Data tied to figure images:
━━━━━━━━

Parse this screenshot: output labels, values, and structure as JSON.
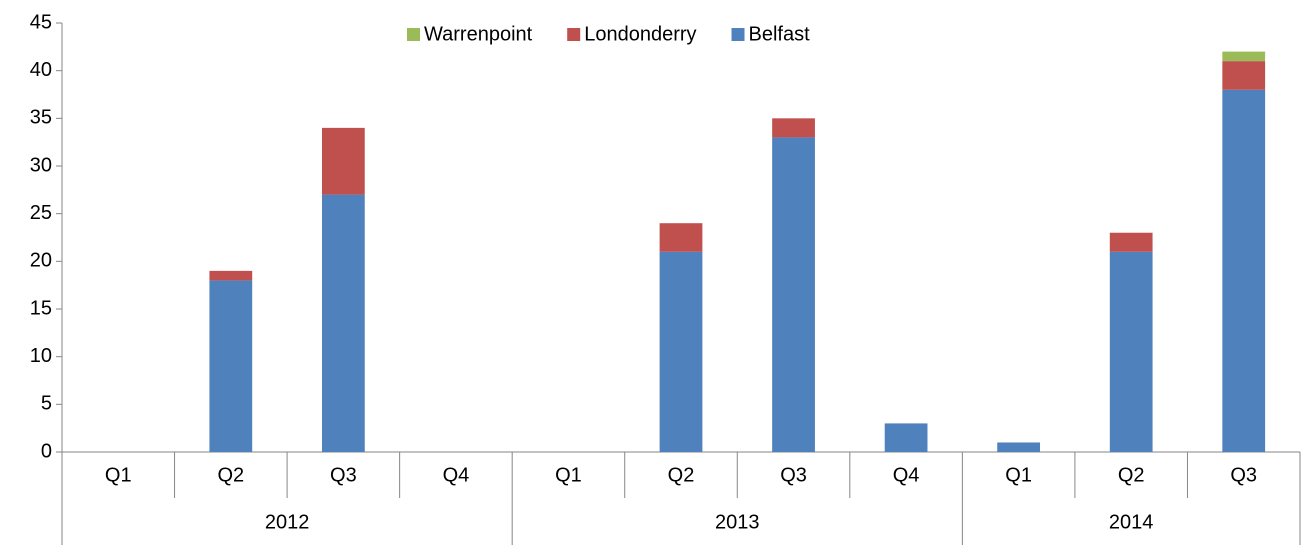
{
  "chart_data": {
    "type": "stacked_bar",
    "groups": [
      {
        "name": "2012",
        "categories": [
          "Q1",
          "Q2",
          "Q3",
          "Q4"
        ]
      },
      {
        "name": "2013",
        "categories": [
          "Q1",
          "Q2",
          "Q3",
          "Q4"
        ]
      },
      {
        "name": "2014",
        "categories": [
          "Q1",
          "Q2",
          "Q3"
        ]
      }
    ],
    "series": [
      {
        "name": "Belfast",
        "color": "#4f81bd",
        "values": [
          0,
          18,
          27,
          0,
          0,
          21,
          33,
          3,
          1,
          21,
          38
        ]
      },
      {
        "name": "Londonderry",
        "color": "#c0504d",
        "values": [
          0,
          1,
          7,
          0,
          0,
          3,
          2,
          0,
          0,
          2,
          3
        ]
      },
      {
        "name": "Warrenpoint",
        "color": "#9bbb59",
        "values": [
          0,
          0,
          0,
          0,
          0,
          0,
          0,
          0,
          0,
          0,
          1
        ]
      }
    ],
    "ylim": [
      0,
      45
    ],
    "yticks": [
      0,
      5,
      10,
      15,
      20,
      25,
      30,
      35,
      40,
      45
    ],
    "legend": "top"
  }
}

━━━━━━━━

TASK DESCRIPTION: Each record must be quoted in full and exactly. Do not include the pictures.

CORRECT OUTPUT:
Parse this screenshot: output labels, values, and structure as JSON.
{
  "chart_data": {
    "type": "stacked_bar",
    "groups": [
      {
        "name": "2012",
        "categories": [
          "Q1",
          "Q2",
          "Q3",
          "Q4"
        ]
      },
      {
        "name": "2013",
        "categories": [
          "Q1",
          "Q2",
          "Q3",
          "Q4"
        ]
      },
      {
        "name": "2014",
        "categories": [
          "Q1",
          "Q2",
          "Q3"
        ]
      }
    ],
    "series": [
      {
        "name": "Belfast",
        "color": "#4f81bd",
        "values": [
          0,
          18,
          27,
          0,
          0,
          21,
          33,
          3,
          1,
          21,
          38
        ]
      },
      {
        "name": "Londonderry",
        "color": "#c0504d",
        "values": [
          0,
          1,
          7,
          0,
          0,
          3,
          2,
          0,
          0,
          2,
          3
        ]
      },
      {
        "name": "Warrenpoint",
        "color": "#9bbb59",
        "values": [
          0,
          0,
          0,
          0,
          0,
          0,
          0,
          0,
          0,
          0,
          1
        ]
      }
    ],
    "ylim": [
      0,
      45
    ],
    "yticks": [
      0,
      5,
      10,
      15,
      20,
      25,
      30,
      35,
      40,
      45
    ],
    "legend": "top"
  }
}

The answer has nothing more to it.